* [Task to complete]
In full and without deviation, write out the entries that follow.

* [Data]
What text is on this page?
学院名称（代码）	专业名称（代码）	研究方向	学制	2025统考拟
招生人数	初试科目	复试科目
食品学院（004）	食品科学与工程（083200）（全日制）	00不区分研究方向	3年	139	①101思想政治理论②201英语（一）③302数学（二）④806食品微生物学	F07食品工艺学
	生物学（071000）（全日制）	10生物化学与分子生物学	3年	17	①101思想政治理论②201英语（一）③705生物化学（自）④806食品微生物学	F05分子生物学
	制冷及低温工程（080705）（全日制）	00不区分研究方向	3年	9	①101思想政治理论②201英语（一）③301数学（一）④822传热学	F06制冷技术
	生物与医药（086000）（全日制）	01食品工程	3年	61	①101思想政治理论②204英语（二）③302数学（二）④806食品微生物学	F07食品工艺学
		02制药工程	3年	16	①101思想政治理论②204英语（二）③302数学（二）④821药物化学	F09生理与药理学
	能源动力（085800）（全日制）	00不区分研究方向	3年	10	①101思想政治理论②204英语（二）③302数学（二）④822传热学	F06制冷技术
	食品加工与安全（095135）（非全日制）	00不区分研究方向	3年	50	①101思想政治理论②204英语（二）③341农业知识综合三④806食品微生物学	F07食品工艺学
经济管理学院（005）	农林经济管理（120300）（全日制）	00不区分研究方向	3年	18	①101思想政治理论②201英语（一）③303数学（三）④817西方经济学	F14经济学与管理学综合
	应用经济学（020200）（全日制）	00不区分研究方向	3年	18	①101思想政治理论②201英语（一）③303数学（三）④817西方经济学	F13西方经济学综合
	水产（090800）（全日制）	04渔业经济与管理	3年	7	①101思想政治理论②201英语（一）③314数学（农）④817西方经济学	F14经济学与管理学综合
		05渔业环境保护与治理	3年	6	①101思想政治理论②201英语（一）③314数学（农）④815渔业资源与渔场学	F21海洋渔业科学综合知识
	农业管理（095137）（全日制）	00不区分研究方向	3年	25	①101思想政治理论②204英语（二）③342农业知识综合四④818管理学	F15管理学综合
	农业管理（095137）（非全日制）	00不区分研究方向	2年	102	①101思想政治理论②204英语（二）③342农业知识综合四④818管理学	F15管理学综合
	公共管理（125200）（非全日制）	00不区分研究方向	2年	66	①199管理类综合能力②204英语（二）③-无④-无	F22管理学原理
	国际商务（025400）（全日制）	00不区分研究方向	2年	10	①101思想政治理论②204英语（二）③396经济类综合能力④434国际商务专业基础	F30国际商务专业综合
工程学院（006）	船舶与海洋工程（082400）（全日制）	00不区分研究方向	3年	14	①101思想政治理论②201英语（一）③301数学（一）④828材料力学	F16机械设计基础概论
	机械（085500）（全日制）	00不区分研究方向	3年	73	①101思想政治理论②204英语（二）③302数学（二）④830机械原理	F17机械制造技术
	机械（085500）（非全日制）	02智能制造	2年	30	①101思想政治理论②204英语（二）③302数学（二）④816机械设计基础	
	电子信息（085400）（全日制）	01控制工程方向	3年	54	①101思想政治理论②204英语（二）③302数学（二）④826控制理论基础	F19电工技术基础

* [Answer to this problem]
What text is on this page?
学院名称（代码）	专业名称（代码）	研究方向	学制	2025统考拟
招生人数	初试科目	复试科目
食品学院（004）	食品科学与工程（083200）（全日制）	00不区分研究方向	3年	139	①101思想政治理论②201英语（一）③302数学（二）④806食品微生物学	F07食品工艺学
	生物学（071000）（全日制）	10生物化学与分子生物学	3年	17	①101思想政治理论②201英语（一）③705生物化学（自）④806食品微生物学	F05分子生物学
	制冷及低温工程（080705）（全日制）	00不区分研究方向	3年	9	①101思想政治理论②201英语（一）③301数学（一）④822传热学	F06制冷技术
	生物与医药（086000）（全日制）	01食品工程	3年	61	①101思想政治理论②204英语（二）③302数学（二）④806食品微生物学	F07食品工艺学
		02制药工程	3年	16	①101思想政治理论②204英语（二）③302数学（二）④821药物化学	F09生理与药理学
	能源动力（085800）（全日制）	00不区分研究方向	3年	10	①101思想政治理论②204英语（二）③302数学（二）④822传热学	F06制冷技术
	食品加工与安全（095135）（非全日制）	00不区分研究方向	3年	50	①101思想政治理论②204英语（二）③341农业知识综合三④806食品微生物学	F07食品工艺学
经济管理学院（005）	农林经济管理（120300）（全日制）	00不区分研究方向	3年	18	①101思想政治理论②201英语（一）③303数学（三）④817西方经济学	F14经济学与管理学综合
	应用经济学（020200）（全日制）	00不区分研究方向	3年	18	①101思想政治理论②201英语（一）③303数学（三）④817西方经济学	F13西方经济学综合
	水产（090800）（全日制）	04渔业经济与管理	3年	7	①101思想政治理论②201英语（一）③314数学（农）④817西方经济学	F14经济学与管理学综合
		05渔业环境保护与治理	3年	6	①101思想政治理论②201英语（一）③314数学（农）④815渔业资源与渔场学	F21海洋渔业科学综合知识
	农业管理（095137）（全日制）	00不区分研究方向	3年	25	①101思想政治理论②204英语（二）③342农业知识综合四④818管理学	F15管理学综合
	农业管理（095137）（非全日制）	00不区分研究方向	2年	102	①101思想政治理论②204英语（二）③342农业知识综合四④818管理学	F15管理学综合
	公共管理（125200）（非全日制）	00不区分研究方向	2年	66	①199管理类综合能力②204英语（二）③-无④-无	F22管理学原理
	国际商务（025400）（全日制）	00不区分研究方向	2年	10	①101思想政治理论②204英语（二）③396经济类综合能力④434国际商务专业基础	F30国际商务专业综合
工程学院（006）	船舶与海洋工程（082400）（全日制）	00不区分研究方向	3年	14	①101思想政治理论②201英语（一）③301数学（一）④828材料力学	F16机械设计基础概论
	机械（085500）（全日制）	00不区分研究方向	3年	73	①101思想政治理论②204英语（二）③302数学（二）④830机械原理	F17机械制造技术
	机械（085500）（非全日制）	02智能制造	2年	30	①101思想政治理论②204英语（二）③302数学（二）④816机械设计基础	
	电子信息（085400）（全日制）	01控制工程方向	3年	54	①101思想政治理论②204英语（二）③302数学（二）④826控制理论基础	F19电工技术基础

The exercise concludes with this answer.